══ Data shown
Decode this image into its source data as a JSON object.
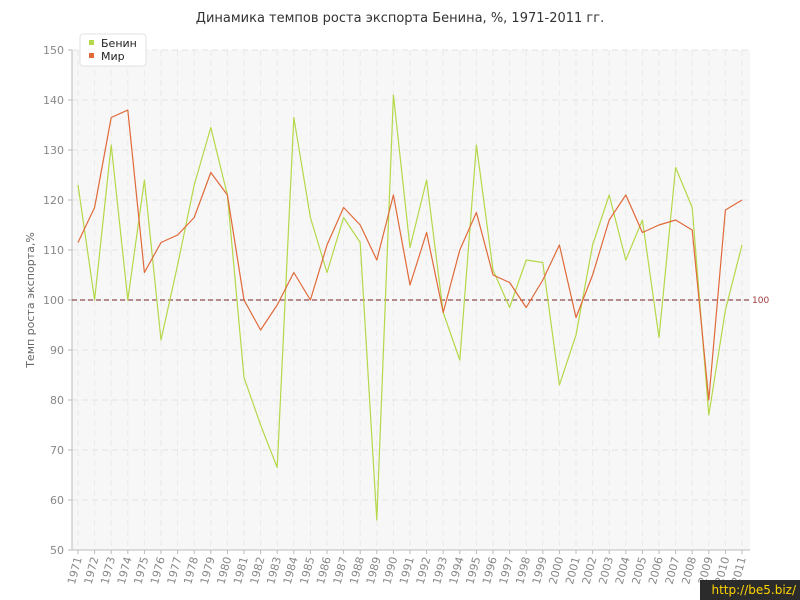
{
  "chart_data": {
    "type": "line",
    "title": "Динамика темпов роста экспорта Бенина, %, 1971-2011 гг.",
    "xlabel": "",
    "ylabel": "Темп роста экспорта,%",
    "ylim": [
      50,
      150
    ],
    "yticks": [
      50,
      60,
      70,
      80,
      90,
      100,
      110,
      120,
      130,
      140,
      150
    ],
    "reference_line": {
      "value": 100,
      "label": "100",
      "color": "#7a1f2b"
    },
    "grid": true,
    "legend_position": "top-left",
    "categories": [
      "1971",
      "1972",
      "1973",
      "1974",
      "1975",
      "1976",
      "1977",
      "1978",
      "1979",
      "1980",
      "1981",
      "1982",
      "1983",
      "1984",
      "1985",
      "1986",
      "1987",
      "1988",
      "1989",
      "1990",
      "1991",
      "1992",
      "1993",
      "1994",
      "1995",
      "1996",
      "1997",
      "1998",
      "1999",
      "2000",
      "2001",
      "2002",
      "2003",
      "2004",
      "2005",
      "2006",
      "2007",
      "2008",
      "2009",
      "2010",
      "2011"
    ],
    "series": [
      {
        "name": "Бенин",
        "color": "#b5d84a",
        "values": [
          123,
          100,
          131,
          100,
          124,
          92,
          107,
          123,
          134.5,
          121,
          84.5,
          75,
          66.5,
          136.5,
          116.5,
          105.5,
          116.5,
          111.5,
          56,
          141,
          110.5,
          124,
          97.5,
          88,
          131,
          106,
          98.5,
          108,
          107.5,
          83,
          93,
          111,
          121,
          108,
          116,
          92.5,
          126.5,
          118.5,
          77,
          98,
          111
        ]
      },
      {
        "name": "Мир",
        "color": "#e0693a",
        "values": [
          111.5,
          118.5,
          136.5,
          138,
          105.5,
          111.5,
          113,
          116.5,
          125.5,
          121,
          100,
          94,
          99,
          105.5,
          100,
          111,
          118.5,
          115,
          108,
          121,
          103,
          113.5,
          97.5,
          110,
          117.5,
          105,
          103.5,
          98.5,
          104,
          111,
          96.5,
          105,
          116,
          121,
          113.5,
          115,
          116,
          114,
          80,
          118,
          120
        ]
      }
    ]
  },
  "watermark": "http://be5.biz/"
}
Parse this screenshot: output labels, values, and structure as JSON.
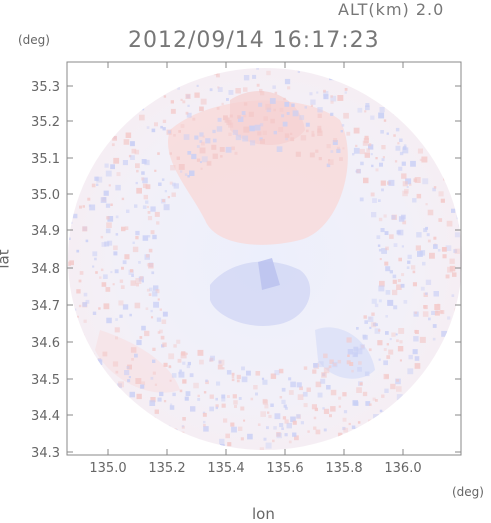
{
  "header": {
    "altitude_label": "ALT(km) 2.0",
    "timestamp": "2012/09/14 16:17:23"
  },
  "axes": {
    "x_title": "lon",
    "y_title": "lat",
    "x_unit": "(deg)",
    "y_unit": "(deg)",
    "x_ticks": [
      "135.0",
      "135.2",
      "135.4",
      "135.6",
      "135.8",
      "136.0"
    ],
    "y_ticks": [
      "35.3",
      "35.2",
      "35.1",
      "35.0",
      "34.9",
      "34.8",
      "34.7",
      "34.6",
      "34.5",
      "34.4",
      "34.3"
    ]
  },
  "colors": {
    "positive": "#f3c9c9",
    "negative": "#c9cff5",
    "neutral": "#eef1fb",
    "frame": "#888888"
  }
}
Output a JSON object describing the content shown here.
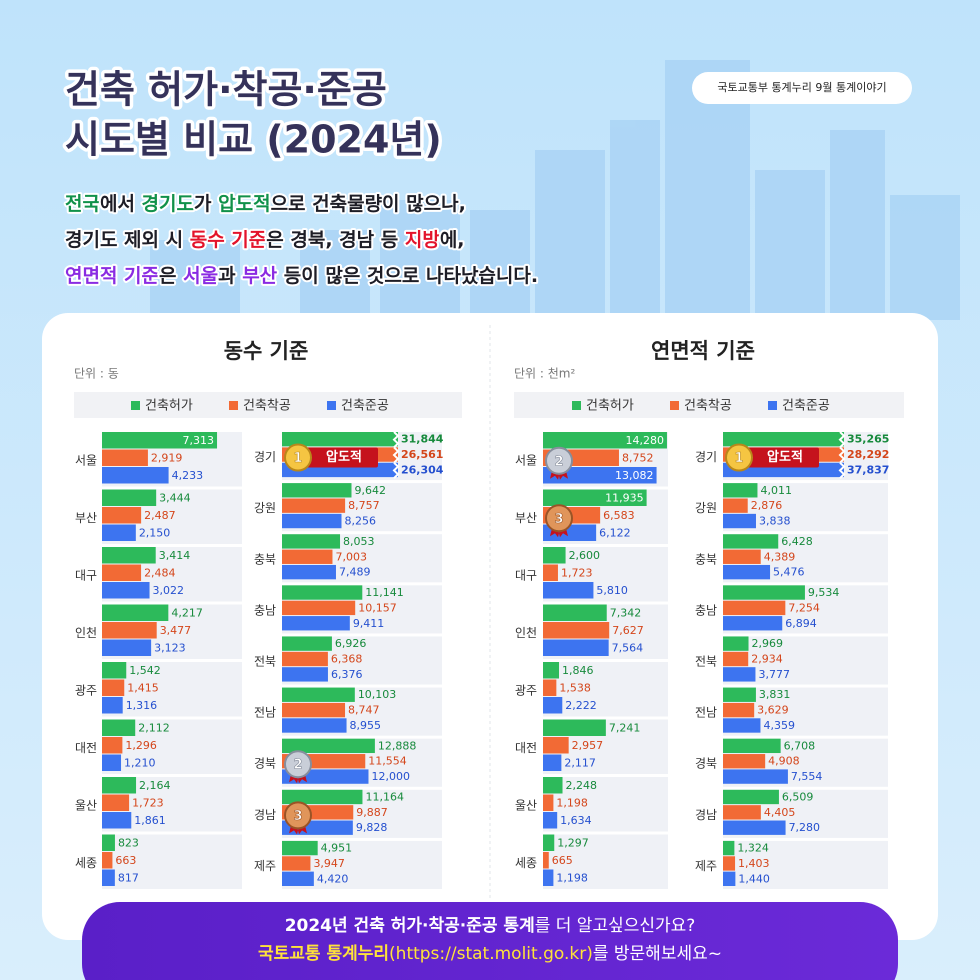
{
  "header": {
    "badge": "국토교통부 통계누리 9월 통계이야기",
    "title_lines": [
      "건축 허가·착공·준공",
      "시도별 비교 (2024년)"
    ],
    "description_lines": [
      [
        {
          "text": "전국",
          "color": "#11914a"
        },
        {
          "text": "에서 "
        },
        {
          "text": "경기도",
          "color": "#11914a"
        },
        {
          "text": "가 "
        },
        {
          "text": "압도적",
          "color": "#11914a"
        },
        {
          "text": "으로 건축물량이 많으나,"
        }
      ],
      [
        {
          "text": "경기도 제외 시 "
        },
        {
          "text": "동수 기준",
          "color": "#e3132b"
        },
        {
          "text": "은 경북, 경남 등 "
        },
        {
          "text": "지방",
          "color": "#e3132b"
        },
        {
          "text": "에,"
        }
      ],
      [
        {
          "text": "연면적 기준",
          "color": "#8a2be2"
        },
        {
          "text": "은 "
        },
        {
          "text": "서울",
          "color": "#8a2be2"
        },
        {
          "text": "과 "
        },
        {
          "text": "부산",
          "color": "#8a2be2"
        },
        {
          "text": " 등이 많은 것으로 나타났습니다."
        }
      ]
    ]
  },
  "chart_data": [
    {
      "type": "bar",
      "orientation": "horizontal",
      "title": "동수 기준",
      "unit": "단위 : 동",
      "categories": [
        [
          "서울",
          "부산",
          "대구",
          "인천",
          "광주",
          "대전",
          "울산",
          "세종"
        ],
        [
          "경기",
          "강원",
          "충북",
          "충남",
          "전북",
          "전남",
          "경북",
          "경남",
          "제주"
        ]
      ],
      "xlim": [
        [
          0,
          8900
        ],
        [
          0,
          22200
        ]
      ],
      "series": [
        {
          "name": "건축허가",
          "color": "#2dba5b",
          "label_color": "#178a3c",
          "values": [
            [
              7313,
              3444,
              3414,
              4217,
              1542,
              2112,
              2164,
              823
            ],
            [
              31844,
              9642,
              8053,
              11141,
              6926,
              10103,
              12888,
              11164,
              4951
            ]
          ],
          "value_labels": [
            [
              "7,313",
              "3,444",
              "3,414",
              "4,217",
              "1,542",
              "2,112",
              "2,164",
              "823"
            ],
            [
              "31,844",
              "9,642",
              "8,053",
              "11,141",
              "6,926",
              "10,103",
              "12,888",
              "11,164",
              "4,951"
            ]
          ]
        },
        {
          "name": "건축착공",
          "color": "#f26a35",
          "label_color": "#d4461b",
          "values": [
            [
              2919,
              2487,
              2484,
              3477,
              1415,
              1296,
              1723,
              663
            ],
            [
              26561,
              8757,
              7003,
              10157,
              6368,
              8747,
              11554,
              9887,
              3947
            ]
          ],
          "value_labels": [
            [
              "2,919",
              "2,487",
              "2,484",
              "3,477",
              "1,415",
              "1,296",
              "1,723",
              "663"
            ],
            [
              "26,561",
              "8,757",
              "7,003",
              "10,157",
              "6,368",
              "8,747",
              "11,554",
              "9,887",
              "3,947"
            ]
          ]
        },
        {
          "name": "건축준공",
          "color": "#3d74f0",
          "label_color": "#2550cf",
          "values": [
            [
              4233,
              2150,
              3022,
              3123,
              1316,
              1210,
              1861,
              817
            ],
            [
              26304,
              8256,
              7489,
              9411,
              6376,
              8955,
              12000,
              9828,
              4420
            ]
          ],
          "value_labels": [
            [
              "4,233",
              "2,150",
              "3,022",
              "3,123",
              "1,316",
              "1,210",
              "1,861",
              "817"
            ],
            [
              "26,304",
              "8,256",
              "7,489",
              "9,411",
              "6,376",
              "8,955",
              "12,000",
              "9,828",
              "4,420"
            ]
          ]
        }
      ],
      "ranks": [
        {
          "rank": 1,
          "category": "경기",
          "label": "압도적"
        },
        {
          "rank": 2,
          "category": "경북"
        },
        {
          "rank": 3,
          "category": "경남"
        }
      ]
    },
    {
      "type": "bar",
      "orientation": "horizontal",
      "title": "연면적 기준",
      "unit": "단위 : 천m²",
      "categories": [
        [
          "서울",
          "부산",
          "대구",
          "인천",
          "광주",
          "대전",
          "울산",
          "세종"
        ],
        [
          "경기",
          "강원",
          "충북",
          "충남",
          "전북",
          "전남",
          "경북",
          "경남",
          "제주"
        ]
      ],
      "xlim": [
        [
          0,
          14400
        ],
        [
          0,
          19200
        ]
      ],
      "series": [
        {
          "name": "건축허가",
          "color": "#2dba5b",
          "label_color": "#178a3c",
          "values": [
            [
              14280,
              11935,
              2600,
              7342,
              1846,
              7241,
              2248,
              1297
            ],
            [
              35265,
              4011,
              6428,
              9534,
              2969,
              3831,
              6708,
              6509,
              1324
            ]
          ],
          "value_labels": [
            [
              "14,280",
              "11,935",
              "2,600",
              "7,342",
              "1,846",
              "7,241",
              "2,248",
              "1,297"
            ],
            [
              "35,265",
              "4,011",
              "6,428",
              "9,534",
              "2,969",
              "3,831",
              "6,708",
              "6,509",
              "1,324"
            ]
          ]
        },
        {
          "name": "건축착공",
          "color": "#f26a35",
          "label_color": "#d4461b",
          "values": [
            [
              8752,
              6583,
              1723,
              7627,
              1538,
              2957,
              1198,
              665
            ],
            [
              28292,
              2876,
              4389,
              7254,
              2934,
              3629,
              4908,
              4405,
              1403
            ]
          ],
          "value_labels": [
            [
              "8,752",
              "6,583",
              "1,723",
              "7,627",
              "1,538",
              "2,957",
              "1,198",
              "665"
            ],
            [
              "28,292",
              "2,876",
              "4,389",
              "7,254",
              "2,934",
              "3,629",
              "4,908",
              "4,405",
              "1,403"
            ]
          ]
        },
        {
          "name": "건축준공",
          "color": "#3d74f0",
          "label_color": "#2550cf",
          "values": [
            [
              13082,
              6122,
              5810,
              7564,
              2222,
              2117,
              1634,
              1198
            ],
            [
              37837,
              3838,
              5476,
              6894,
              3777,
              4359,
              7554,
              7280,
              1440
            ]
          ],
          "value_labels": [
            [
              "13,082",
              "6,122",
              "5,810",
              "7,564",
              "2,222",
              "2,117",
              "1,634",
              "1,198"
            ],
            [
              "37,837",
              "3,838",
              "5,476",
              "6,894",
              "3,777",
              "4,359",
              "7,554",
              "7,280",
              "1,440"
            ]
          ]
        }
      ],
      "ranks": [
        {
          "rank": 1,
          "category": "경기",
          "label": "압도적"
        },
        {
          "rank": 2,
          "category": "서울"
        },
        {
          "rank": 3,
          "category": "부산"
        }
      ]
    }
  ],
  "footer": {
    "lines": [
      [
        {
          "text": "2024년 건축 허가·착공·준공 통계",
          "bold": true
        },
        {
          "text": "를 더 알고싶으신가요?"
        }
      ],
      [
        {
          "text": "국토교통 통계누리",
          "color": "#ffe23a",
          "bold": true
        },
        {
          "text": "(https://stat.molit.go.kr)",
          "color": "#ffe23a"
        },
        {
          "text": "를 방문해보세요~"
        }
      ]
    ]
  }
}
════
Task instructions: In the records shown above, how many lines include the word "роста"? Answer with the number only.

Exercise result: 2